Find the string "this" and gather every line that holds it.

▶ [DATA TO PROCESS]
+ + +

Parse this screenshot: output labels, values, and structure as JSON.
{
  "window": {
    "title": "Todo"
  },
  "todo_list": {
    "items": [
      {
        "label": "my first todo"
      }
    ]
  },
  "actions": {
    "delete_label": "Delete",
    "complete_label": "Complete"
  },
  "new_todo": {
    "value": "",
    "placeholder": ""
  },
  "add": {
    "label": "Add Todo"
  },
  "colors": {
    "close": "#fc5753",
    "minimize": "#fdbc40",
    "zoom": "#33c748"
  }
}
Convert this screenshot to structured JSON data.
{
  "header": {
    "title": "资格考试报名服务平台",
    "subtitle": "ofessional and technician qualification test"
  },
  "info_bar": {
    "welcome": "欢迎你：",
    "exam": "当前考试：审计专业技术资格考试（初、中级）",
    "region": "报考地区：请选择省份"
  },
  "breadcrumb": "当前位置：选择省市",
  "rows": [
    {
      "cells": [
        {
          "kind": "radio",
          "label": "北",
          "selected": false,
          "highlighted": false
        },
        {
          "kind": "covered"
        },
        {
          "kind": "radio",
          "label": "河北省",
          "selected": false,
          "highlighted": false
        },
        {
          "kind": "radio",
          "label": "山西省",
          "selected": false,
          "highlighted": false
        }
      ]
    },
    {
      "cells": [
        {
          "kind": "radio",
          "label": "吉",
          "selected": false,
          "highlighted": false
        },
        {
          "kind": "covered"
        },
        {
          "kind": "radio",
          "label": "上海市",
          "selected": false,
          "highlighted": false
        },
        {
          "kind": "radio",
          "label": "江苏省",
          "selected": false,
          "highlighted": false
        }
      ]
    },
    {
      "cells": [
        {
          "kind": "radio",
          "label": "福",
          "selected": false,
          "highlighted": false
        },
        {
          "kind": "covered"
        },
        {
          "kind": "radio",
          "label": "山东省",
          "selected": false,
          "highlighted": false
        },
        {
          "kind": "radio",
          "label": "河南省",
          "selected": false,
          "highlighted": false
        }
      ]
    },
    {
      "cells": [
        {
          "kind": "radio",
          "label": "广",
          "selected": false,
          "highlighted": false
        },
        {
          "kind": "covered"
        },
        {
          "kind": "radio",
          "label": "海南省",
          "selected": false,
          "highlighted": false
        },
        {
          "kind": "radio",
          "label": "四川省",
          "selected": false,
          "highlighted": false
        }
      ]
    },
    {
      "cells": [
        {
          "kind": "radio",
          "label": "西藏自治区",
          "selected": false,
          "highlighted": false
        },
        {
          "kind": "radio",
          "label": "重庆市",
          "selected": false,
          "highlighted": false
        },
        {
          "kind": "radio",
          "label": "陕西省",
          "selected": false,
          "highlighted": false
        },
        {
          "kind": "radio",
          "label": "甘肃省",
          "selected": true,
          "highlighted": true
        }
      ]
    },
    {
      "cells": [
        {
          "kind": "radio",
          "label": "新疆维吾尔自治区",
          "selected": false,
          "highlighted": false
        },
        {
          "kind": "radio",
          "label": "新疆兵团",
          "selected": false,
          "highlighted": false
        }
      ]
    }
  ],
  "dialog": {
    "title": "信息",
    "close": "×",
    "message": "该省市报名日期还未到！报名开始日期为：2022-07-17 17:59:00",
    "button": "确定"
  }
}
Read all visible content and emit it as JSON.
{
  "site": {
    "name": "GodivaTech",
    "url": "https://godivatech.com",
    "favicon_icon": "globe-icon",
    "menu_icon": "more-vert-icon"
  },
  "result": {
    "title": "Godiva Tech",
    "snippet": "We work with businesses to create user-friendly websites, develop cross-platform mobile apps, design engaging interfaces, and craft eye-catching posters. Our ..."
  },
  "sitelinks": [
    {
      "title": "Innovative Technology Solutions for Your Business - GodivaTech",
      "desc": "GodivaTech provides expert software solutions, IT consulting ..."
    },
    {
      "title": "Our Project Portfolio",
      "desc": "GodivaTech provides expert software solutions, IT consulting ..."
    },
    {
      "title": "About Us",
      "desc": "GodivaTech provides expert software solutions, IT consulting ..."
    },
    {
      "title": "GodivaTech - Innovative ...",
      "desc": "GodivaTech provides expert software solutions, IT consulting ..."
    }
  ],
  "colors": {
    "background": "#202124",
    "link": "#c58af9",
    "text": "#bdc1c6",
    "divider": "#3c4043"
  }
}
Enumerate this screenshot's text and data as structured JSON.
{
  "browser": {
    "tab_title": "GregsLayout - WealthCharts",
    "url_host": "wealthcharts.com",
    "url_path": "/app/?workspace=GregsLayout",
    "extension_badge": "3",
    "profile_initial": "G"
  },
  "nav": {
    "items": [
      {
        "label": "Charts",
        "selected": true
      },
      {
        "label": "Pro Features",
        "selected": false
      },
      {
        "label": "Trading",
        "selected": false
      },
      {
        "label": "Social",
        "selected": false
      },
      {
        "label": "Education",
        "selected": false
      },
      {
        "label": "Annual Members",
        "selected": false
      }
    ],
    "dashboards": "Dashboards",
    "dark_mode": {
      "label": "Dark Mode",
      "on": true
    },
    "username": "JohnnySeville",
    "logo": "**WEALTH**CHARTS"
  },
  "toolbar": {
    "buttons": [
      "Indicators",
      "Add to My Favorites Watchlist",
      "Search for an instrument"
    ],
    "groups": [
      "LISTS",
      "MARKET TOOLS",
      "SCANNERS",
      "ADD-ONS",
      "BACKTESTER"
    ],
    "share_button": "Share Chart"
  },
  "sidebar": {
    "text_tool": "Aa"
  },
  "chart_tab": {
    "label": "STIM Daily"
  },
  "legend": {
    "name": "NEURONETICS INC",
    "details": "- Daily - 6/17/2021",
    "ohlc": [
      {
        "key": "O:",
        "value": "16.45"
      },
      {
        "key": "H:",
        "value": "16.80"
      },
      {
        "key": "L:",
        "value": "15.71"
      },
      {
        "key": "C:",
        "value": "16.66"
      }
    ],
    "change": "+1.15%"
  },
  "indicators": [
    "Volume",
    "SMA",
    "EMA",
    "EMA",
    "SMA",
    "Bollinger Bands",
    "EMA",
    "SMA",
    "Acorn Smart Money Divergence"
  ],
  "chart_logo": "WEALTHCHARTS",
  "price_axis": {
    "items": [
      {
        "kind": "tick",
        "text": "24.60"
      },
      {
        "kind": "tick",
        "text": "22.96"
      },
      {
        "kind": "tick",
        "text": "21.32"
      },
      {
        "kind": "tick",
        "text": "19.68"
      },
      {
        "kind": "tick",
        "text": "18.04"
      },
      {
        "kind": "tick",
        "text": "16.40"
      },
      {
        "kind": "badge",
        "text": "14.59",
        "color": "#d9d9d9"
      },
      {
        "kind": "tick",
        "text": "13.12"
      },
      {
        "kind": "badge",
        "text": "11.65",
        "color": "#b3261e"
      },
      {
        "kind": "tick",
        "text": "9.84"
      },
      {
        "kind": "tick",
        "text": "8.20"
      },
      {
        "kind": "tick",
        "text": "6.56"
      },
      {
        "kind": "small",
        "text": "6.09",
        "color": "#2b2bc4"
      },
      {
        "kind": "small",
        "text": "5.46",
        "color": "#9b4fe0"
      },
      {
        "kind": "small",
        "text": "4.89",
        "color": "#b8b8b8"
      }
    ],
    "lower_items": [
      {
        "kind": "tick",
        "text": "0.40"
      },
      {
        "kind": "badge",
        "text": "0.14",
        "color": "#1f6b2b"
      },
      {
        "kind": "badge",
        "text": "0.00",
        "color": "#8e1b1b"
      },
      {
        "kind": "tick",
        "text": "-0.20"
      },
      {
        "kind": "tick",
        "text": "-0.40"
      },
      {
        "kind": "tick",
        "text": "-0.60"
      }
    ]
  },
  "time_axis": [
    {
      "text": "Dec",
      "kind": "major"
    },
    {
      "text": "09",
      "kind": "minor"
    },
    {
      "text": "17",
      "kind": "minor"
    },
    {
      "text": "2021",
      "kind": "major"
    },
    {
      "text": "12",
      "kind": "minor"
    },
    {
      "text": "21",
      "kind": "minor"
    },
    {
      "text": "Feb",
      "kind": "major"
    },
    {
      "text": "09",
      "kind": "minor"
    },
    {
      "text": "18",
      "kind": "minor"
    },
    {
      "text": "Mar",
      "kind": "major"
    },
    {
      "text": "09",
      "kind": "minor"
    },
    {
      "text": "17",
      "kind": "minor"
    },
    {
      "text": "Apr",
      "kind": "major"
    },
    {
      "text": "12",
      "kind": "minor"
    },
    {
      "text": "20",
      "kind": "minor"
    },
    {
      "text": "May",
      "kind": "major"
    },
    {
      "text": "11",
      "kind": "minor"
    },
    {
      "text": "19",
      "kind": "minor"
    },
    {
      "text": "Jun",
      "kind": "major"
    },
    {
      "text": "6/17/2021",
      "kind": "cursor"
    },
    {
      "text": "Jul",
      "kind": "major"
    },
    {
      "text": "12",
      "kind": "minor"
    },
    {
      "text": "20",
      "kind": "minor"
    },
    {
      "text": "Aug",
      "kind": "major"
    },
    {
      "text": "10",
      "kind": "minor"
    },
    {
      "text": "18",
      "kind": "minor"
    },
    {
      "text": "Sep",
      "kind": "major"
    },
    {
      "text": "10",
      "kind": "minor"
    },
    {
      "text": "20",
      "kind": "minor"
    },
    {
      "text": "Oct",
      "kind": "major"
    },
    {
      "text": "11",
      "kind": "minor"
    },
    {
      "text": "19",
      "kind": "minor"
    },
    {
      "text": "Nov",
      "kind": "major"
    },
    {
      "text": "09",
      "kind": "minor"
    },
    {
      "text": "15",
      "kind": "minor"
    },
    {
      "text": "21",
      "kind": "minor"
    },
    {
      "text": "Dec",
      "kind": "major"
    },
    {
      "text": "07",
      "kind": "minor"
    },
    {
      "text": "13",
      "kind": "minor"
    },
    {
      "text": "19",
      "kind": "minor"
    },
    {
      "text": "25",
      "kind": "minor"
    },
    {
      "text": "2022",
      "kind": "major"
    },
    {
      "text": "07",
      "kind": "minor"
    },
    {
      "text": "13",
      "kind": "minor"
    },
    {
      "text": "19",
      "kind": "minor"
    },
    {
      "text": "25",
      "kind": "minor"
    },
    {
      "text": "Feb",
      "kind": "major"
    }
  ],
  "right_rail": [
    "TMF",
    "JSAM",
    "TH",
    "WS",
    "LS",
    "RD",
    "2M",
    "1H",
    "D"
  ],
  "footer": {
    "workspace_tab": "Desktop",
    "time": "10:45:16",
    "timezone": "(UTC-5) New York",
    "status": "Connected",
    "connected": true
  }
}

+ + +

▶ [COMPLETED EXERCISE]
Parse this screenshot: output labels, values, and structure as JSON.
Convert this screenshot to structured JSON data.
Enumerate this screenshot's text and data as structured JSON.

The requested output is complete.